Extracts from a graphics dataset
──────
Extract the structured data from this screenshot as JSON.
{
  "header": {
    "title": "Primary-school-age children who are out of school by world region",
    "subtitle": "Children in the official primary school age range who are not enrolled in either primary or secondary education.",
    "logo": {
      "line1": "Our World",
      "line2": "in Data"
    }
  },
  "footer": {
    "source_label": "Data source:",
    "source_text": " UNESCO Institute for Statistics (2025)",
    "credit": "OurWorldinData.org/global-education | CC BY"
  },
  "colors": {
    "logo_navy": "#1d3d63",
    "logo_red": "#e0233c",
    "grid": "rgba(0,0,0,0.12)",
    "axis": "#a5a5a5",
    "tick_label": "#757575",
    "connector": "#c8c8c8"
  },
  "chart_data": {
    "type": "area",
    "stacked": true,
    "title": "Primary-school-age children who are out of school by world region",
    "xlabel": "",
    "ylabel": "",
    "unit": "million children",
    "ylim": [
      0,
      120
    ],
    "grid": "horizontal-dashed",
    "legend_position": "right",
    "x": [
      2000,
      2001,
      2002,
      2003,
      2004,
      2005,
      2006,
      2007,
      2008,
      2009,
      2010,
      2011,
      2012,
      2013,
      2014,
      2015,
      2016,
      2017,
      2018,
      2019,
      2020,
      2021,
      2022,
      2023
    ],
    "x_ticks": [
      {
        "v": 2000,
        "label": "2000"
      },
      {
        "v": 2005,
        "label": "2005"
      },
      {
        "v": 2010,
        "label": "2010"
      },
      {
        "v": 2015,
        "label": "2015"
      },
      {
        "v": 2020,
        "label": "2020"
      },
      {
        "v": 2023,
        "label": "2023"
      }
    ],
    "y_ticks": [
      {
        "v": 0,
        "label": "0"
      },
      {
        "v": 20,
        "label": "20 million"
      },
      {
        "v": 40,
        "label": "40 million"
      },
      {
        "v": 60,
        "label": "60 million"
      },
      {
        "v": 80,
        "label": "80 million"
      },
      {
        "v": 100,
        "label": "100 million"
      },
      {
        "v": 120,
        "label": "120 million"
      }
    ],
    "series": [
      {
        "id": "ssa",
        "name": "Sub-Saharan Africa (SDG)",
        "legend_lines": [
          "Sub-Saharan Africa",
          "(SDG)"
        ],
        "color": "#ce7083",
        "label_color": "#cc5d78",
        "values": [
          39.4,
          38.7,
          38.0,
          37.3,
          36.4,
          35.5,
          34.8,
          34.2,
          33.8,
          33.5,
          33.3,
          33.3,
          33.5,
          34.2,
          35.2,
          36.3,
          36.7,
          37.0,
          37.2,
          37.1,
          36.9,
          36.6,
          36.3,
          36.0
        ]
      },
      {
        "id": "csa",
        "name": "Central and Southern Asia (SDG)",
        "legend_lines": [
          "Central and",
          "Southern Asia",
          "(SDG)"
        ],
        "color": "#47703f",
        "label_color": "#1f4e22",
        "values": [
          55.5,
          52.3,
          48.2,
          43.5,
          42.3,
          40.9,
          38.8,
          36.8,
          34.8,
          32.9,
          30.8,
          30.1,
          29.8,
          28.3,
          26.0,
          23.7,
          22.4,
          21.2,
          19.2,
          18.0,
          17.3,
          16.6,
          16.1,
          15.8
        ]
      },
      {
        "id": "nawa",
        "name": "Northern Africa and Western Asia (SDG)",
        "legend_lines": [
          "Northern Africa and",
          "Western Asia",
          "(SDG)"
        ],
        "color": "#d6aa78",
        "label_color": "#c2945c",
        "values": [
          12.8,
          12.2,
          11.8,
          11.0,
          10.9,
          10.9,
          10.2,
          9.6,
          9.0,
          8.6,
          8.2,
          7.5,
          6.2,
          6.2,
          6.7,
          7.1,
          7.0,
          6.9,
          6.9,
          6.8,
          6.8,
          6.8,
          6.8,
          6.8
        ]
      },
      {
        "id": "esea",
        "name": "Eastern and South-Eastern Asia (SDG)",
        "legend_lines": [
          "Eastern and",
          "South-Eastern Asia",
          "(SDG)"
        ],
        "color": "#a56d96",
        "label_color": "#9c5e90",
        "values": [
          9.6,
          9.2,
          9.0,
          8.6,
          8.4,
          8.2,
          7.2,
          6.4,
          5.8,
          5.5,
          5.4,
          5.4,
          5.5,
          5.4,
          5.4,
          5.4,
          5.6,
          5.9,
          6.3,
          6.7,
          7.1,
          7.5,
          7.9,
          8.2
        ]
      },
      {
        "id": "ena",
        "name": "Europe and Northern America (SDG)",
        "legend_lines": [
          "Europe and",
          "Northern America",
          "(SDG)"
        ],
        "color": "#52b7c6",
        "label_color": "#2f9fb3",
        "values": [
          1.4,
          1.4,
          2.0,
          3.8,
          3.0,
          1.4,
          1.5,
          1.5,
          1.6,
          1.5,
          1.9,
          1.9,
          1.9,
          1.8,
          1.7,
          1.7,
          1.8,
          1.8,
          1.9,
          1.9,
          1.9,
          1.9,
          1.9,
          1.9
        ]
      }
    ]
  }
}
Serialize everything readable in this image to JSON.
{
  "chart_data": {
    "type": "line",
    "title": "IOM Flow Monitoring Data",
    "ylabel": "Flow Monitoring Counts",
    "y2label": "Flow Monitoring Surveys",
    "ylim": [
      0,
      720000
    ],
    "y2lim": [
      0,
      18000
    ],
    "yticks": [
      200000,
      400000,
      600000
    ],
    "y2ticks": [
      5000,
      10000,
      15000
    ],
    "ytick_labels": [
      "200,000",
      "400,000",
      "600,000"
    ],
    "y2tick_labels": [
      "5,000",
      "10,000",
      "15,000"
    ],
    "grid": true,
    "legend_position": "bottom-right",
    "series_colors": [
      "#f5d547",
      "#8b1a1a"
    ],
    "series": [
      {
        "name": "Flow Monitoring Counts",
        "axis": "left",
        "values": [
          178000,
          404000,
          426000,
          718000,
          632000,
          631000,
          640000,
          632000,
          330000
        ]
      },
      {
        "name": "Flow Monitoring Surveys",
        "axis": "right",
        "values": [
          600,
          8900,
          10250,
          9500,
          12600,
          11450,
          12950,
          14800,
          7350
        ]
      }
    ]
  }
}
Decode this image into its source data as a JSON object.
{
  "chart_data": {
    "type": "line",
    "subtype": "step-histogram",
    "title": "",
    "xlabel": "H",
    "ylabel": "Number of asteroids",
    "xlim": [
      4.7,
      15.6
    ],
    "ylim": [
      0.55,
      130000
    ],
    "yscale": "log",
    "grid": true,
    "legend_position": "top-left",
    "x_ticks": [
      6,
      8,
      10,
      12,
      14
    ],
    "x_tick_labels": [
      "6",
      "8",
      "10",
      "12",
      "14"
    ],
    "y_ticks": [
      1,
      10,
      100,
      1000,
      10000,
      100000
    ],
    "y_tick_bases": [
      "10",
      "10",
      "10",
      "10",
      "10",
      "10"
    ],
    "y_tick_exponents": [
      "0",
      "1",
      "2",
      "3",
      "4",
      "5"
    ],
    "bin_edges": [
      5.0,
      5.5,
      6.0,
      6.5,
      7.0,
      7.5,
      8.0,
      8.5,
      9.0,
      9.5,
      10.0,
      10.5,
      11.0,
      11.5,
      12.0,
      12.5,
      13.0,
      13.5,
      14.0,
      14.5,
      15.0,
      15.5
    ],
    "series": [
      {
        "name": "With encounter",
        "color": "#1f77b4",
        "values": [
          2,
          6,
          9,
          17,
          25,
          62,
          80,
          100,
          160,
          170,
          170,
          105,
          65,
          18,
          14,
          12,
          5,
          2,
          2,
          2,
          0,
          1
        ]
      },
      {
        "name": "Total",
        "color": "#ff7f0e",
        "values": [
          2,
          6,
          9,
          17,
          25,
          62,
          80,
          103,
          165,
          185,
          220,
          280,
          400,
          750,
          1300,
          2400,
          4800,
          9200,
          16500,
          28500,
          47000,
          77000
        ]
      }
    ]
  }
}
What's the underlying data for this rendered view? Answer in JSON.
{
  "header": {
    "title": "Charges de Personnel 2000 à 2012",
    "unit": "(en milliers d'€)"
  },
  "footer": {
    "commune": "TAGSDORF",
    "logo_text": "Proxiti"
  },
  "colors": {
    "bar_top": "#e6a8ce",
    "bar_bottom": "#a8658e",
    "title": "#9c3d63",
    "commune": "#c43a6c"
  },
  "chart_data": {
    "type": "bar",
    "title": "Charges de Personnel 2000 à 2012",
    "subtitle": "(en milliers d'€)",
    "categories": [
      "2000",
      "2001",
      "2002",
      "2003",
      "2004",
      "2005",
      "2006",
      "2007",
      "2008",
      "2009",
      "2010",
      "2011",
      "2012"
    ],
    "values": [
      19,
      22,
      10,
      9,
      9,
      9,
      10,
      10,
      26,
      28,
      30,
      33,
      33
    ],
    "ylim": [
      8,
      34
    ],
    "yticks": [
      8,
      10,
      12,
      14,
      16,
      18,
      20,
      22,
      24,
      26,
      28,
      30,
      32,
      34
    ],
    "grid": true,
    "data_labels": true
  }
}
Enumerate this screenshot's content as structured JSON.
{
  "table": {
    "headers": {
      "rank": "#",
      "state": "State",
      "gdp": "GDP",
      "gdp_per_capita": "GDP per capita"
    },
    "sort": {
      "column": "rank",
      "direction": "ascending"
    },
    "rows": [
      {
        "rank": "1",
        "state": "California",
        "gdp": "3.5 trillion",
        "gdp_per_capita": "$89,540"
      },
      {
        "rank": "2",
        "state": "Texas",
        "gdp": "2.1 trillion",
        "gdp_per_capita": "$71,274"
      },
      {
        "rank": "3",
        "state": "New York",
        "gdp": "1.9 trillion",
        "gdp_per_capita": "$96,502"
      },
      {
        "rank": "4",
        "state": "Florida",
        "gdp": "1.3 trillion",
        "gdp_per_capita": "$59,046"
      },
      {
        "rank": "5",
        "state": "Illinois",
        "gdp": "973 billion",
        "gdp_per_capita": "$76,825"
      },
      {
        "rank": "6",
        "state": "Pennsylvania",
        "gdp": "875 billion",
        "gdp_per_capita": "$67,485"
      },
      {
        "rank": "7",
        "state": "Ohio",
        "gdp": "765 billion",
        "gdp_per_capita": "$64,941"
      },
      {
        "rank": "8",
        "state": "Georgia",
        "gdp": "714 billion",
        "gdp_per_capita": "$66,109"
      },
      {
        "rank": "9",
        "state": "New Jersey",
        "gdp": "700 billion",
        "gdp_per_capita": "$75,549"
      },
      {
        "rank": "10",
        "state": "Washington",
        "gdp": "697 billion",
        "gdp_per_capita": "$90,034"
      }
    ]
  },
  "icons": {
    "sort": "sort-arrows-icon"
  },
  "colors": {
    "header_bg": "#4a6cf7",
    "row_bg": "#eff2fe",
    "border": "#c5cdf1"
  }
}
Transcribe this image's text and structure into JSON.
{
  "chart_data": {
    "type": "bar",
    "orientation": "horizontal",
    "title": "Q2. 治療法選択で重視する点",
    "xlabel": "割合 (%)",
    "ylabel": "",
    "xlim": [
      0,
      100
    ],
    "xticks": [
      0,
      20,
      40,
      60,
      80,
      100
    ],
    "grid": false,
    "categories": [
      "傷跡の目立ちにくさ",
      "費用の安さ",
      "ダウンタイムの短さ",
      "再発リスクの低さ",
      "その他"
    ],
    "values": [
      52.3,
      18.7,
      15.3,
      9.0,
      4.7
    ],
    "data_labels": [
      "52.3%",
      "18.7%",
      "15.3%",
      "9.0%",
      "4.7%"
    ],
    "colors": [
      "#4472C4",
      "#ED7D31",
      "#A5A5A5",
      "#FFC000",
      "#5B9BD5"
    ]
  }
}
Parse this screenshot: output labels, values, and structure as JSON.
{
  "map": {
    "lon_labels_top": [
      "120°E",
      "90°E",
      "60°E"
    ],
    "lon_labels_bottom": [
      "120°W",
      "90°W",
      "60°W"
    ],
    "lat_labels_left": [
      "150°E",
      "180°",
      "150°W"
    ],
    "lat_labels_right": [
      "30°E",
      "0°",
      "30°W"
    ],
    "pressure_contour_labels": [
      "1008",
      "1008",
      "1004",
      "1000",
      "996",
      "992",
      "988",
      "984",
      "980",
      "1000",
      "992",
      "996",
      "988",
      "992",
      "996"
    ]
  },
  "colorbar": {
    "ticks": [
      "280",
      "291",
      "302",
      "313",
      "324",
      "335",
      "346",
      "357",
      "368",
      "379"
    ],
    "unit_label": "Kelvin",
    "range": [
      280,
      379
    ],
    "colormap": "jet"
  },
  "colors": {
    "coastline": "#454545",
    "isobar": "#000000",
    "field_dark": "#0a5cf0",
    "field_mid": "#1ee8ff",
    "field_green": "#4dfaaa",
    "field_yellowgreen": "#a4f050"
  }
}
──────
- [Goal of the exercise]: Looking at the records above, work out how many lines include the string "million". Give the number and nothing else.

- [Response to the task]: 7